● **Dataset content**
● ● ● ● ● ● ●

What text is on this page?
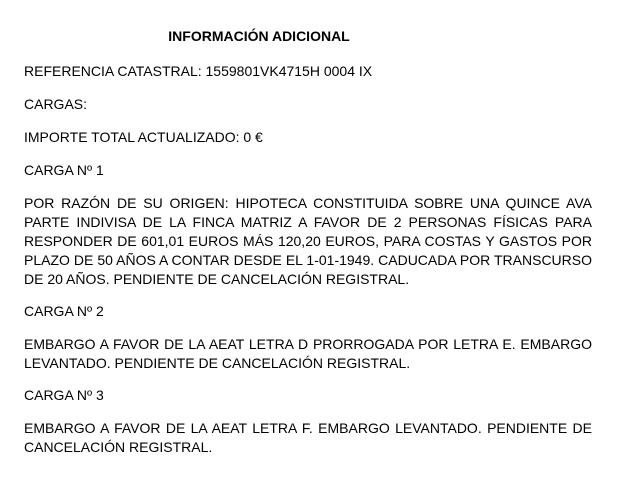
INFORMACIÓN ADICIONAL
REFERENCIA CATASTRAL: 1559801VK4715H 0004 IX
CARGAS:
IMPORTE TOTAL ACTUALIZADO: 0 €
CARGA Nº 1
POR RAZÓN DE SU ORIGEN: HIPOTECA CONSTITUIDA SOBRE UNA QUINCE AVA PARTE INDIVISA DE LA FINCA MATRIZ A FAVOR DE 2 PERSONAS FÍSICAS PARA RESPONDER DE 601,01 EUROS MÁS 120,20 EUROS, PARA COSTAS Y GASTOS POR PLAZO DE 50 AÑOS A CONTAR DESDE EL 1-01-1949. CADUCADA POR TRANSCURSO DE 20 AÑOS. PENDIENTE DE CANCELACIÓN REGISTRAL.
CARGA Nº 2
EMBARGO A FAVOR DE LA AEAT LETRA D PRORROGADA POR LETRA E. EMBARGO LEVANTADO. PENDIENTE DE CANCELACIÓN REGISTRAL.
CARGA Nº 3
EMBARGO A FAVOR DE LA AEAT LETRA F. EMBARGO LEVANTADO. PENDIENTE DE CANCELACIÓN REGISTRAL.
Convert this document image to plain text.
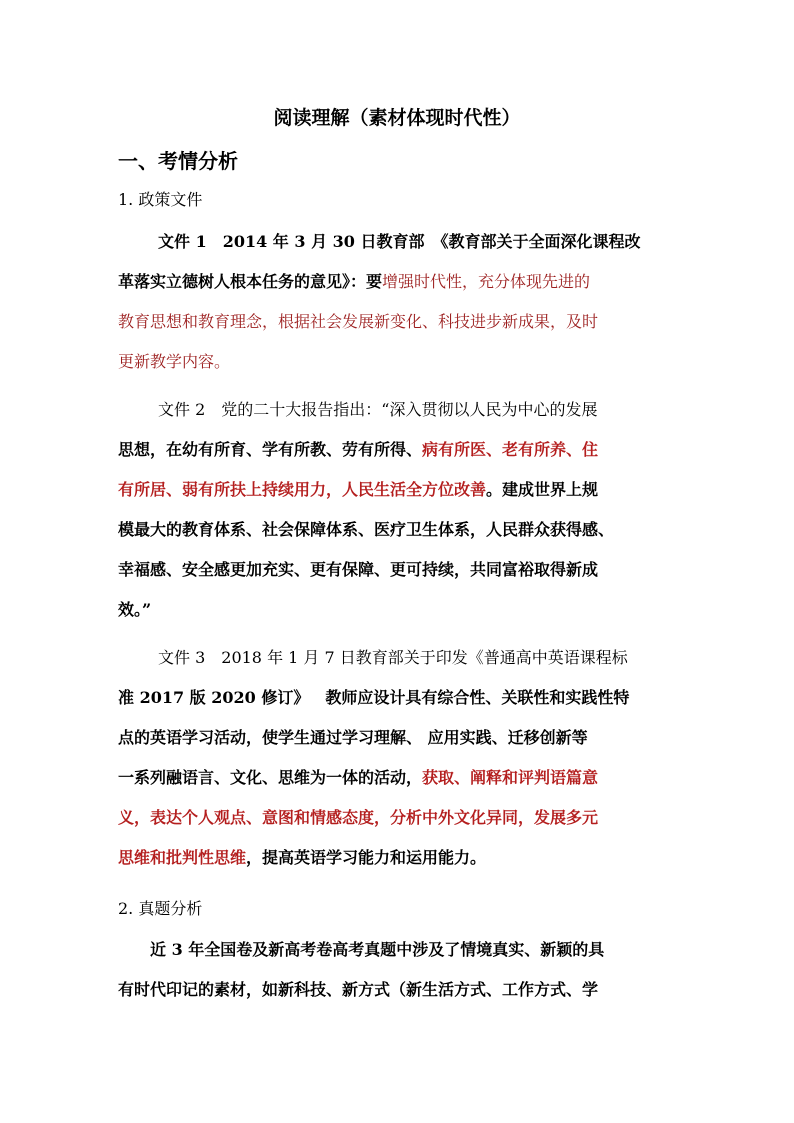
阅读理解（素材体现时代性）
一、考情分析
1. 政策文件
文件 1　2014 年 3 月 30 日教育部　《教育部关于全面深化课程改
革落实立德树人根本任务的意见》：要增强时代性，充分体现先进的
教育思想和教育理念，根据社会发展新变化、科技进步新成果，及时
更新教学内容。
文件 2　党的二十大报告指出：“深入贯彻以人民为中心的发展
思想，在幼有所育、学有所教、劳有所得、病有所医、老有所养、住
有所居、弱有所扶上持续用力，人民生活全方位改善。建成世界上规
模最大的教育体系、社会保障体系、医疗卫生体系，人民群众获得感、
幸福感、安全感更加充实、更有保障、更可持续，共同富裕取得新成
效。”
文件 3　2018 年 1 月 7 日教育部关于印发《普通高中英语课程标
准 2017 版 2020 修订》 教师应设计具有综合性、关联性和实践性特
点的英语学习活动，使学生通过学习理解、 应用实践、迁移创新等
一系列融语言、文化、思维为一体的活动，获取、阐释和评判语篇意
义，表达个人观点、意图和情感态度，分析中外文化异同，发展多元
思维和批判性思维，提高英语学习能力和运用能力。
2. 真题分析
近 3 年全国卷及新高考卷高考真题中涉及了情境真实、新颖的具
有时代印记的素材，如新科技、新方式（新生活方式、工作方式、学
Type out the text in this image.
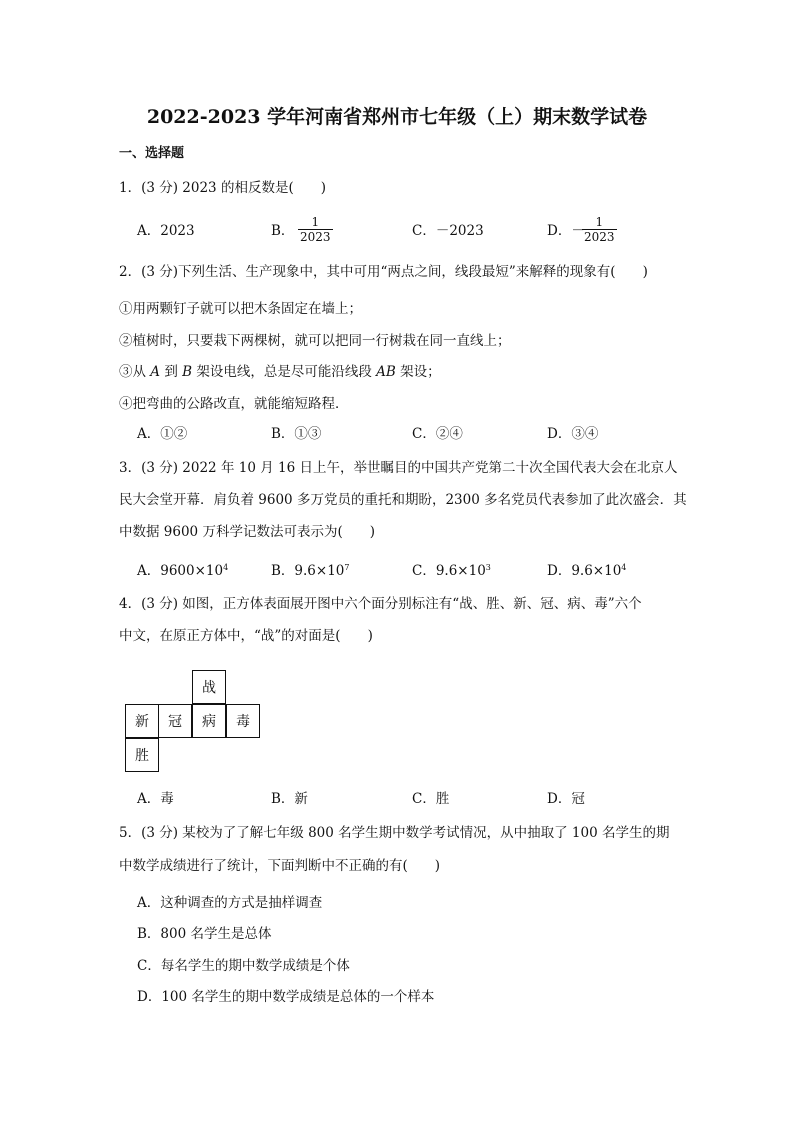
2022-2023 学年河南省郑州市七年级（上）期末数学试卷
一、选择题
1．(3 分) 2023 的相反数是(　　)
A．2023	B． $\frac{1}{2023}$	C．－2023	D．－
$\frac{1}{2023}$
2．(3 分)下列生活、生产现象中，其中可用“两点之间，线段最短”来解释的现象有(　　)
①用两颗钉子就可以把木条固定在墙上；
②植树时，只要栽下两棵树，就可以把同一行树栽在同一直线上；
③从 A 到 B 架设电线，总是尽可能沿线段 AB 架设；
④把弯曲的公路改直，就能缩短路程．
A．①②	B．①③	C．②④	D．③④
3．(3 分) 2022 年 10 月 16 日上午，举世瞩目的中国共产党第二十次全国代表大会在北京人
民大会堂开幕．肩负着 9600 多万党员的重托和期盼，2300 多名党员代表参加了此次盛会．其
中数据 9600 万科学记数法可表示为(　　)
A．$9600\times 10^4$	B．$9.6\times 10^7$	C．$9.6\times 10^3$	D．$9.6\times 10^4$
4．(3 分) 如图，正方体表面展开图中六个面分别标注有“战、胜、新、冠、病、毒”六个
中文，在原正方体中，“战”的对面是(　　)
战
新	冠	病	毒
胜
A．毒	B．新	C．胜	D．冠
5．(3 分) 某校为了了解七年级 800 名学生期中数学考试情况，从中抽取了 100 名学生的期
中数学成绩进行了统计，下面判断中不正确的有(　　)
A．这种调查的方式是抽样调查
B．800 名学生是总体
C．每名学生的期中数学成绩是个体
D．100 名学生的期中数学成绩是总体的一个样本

● ● ● ● ● ● ●

● **Stated problem**
Without including any picture, repeat the data exactly.

● **Worked solution**
What text is on this page?
INFORMACIÓN ADICIONAL
REFERENCIA CATASTRAL: 1559801VK4715H 0004 IX
CARGAS:
IMPORTE TOTAL ACTUALIZADO: 0 €
CARGA Nº 1
POR RAZÓN DE SU ORIGEN: HIPOTECA CONSTITUIDA SOBRE UNA QUINCE AVA PARTE INDIVISA DE LA FINCA MATRIZ A FAVOR DE 2 PERSONAS FÍSICAS PARA RESPONDER DE 601,01 EUROS MÁS 120,20 EUROS, PARA COSTAS Y GASTOS POR PLAZO DE 50 AÑOS A CONTAR DESDE EL 1-01-1949. CADUCADA POR TRANSCURSO DE 20 AÑOS. PENDIENTE DE CANCELACIÓN REGISTRAL.
CARGA Nº 2
EMBARGO A FAVOR DE LA AEAT LETRA D PRORROGADA POR LETRA E. EMBARGO LEVANTADO. PENDIENTE DE CANCELACIÓN REGISTRAL.
CARGA Nº 3
EMBARGO A FAVOR DE LA AEAT LETRA F. EMBARGO LEVANTADO. PENDIENTE DE CANCELACIÓN REGISTRAL.
Convert this document image to plain text.
阅读理解（素材体现时代性）
一、考情分析
1. 政策文件
文件 1　2014 年 3 月 30 日教育部　《教育部关于全面深化课程改
革落实立德树人根本任务的意见》：要增强时代性，充分体现先进的
教育思想和教育理念，根据社会发展新变化、科技进步新成果，及时
更新教学内容。
文件 2　党的二十大报告指出：“深入贯彻以人民为中心的发展
思想，在幼有所育、学有所教、劳有所得、病有所医、老有所养、住
有所居、弱有所扶上持续用力，人民生活全方位改善。建成世界上规
模最大的教育体系、社会保障体系、医疗卫生体系，人民群众获得感、
幸福感、安全感更加充实、更有保障、更可持续，共同富裕取得新成
效。”
文件 3　2018 年 1 月 7 日教育部关于印发《普通高中英语课程标
准 2017 版 2020 修订》 教师应设计具有综合性、关联性和实践性特
点的英语学习活动，使学生通过学习理解、 应用实践、迁移创新等
一系列融语言、文化、思维为一体的活动，获取、阐释和评判语篇意
义，表达个人观点、意图和情感态度，分析中外文化异同，发展多元
思维和批判性思维，提高英语学习能力和运用能力。
2. 真题分析
近 3 年全国卷及新高考卷高考真题中涉及了情境真实、新颖的具
有时代印记的素材，如新科技、新方式（新生活方式、工作方式、学
Type out the text in this image.
2022-2023 学年河南省郑州市七年级（上）期末数学试卷
一、选择题
1．(3 分) 2023 的相反数是(　　)
A．2023	B． $\frac{1}{2023}$	C．－2023	D．－
$\frac{1}{2023}$
2．(3 分)下列生活、生产现象中，其中可用“两点之间，线段最短”来解释的现象有(　　)
①用两颗钉子就可以把木条固定在墙上；
②植树时，只要栽下两棵树，就可以把同一行树栽在同一直线上；
③从 A 到 B 架设电线，总是尽可能沿线段 AB 架设；
④把弯曲的公路改直，就能缩短路程．
A．①②	B．①③	C．②④	D．③④
3．(3 分) 2022 年 10 月 16 日上午，举世瞩目的中国共产党第二十次全国代表大会在北京人
民大会堂开幕．肩负着 9600 多万党员的重托和期盼，2300 多名党员代表参加了此次盛会．其
中数据 9600 万科学记数法可表示为(　　)
A．$9600\times 10^4$	B．$9.6\times 10^7$	C．$9.6\times 10^3$	D．$9.6\times 10^4$
4．(3 分) 如图，正方体表面展开图中六个面分别标注有“战、胜、新、冠、病、毒”六个
中文，在原正方体中，“战”的对面是(　　)
战
新	冠	病	毒
胜
A．毒	B．新	C．胜	D．冠
5．(3 分) 某校为了了解七年级 800 名学生期中数学考试情况，从中抽取了 100 名学生的期
中数学成绩进行了统计，下面判断中不正确的有(　　)
A．这种调查的方式是抽样调查
B．800 名学生是总体
C．每名学生的期中数学成绩是个体
D．100 名学生的期中数学成绩是总体的一个样本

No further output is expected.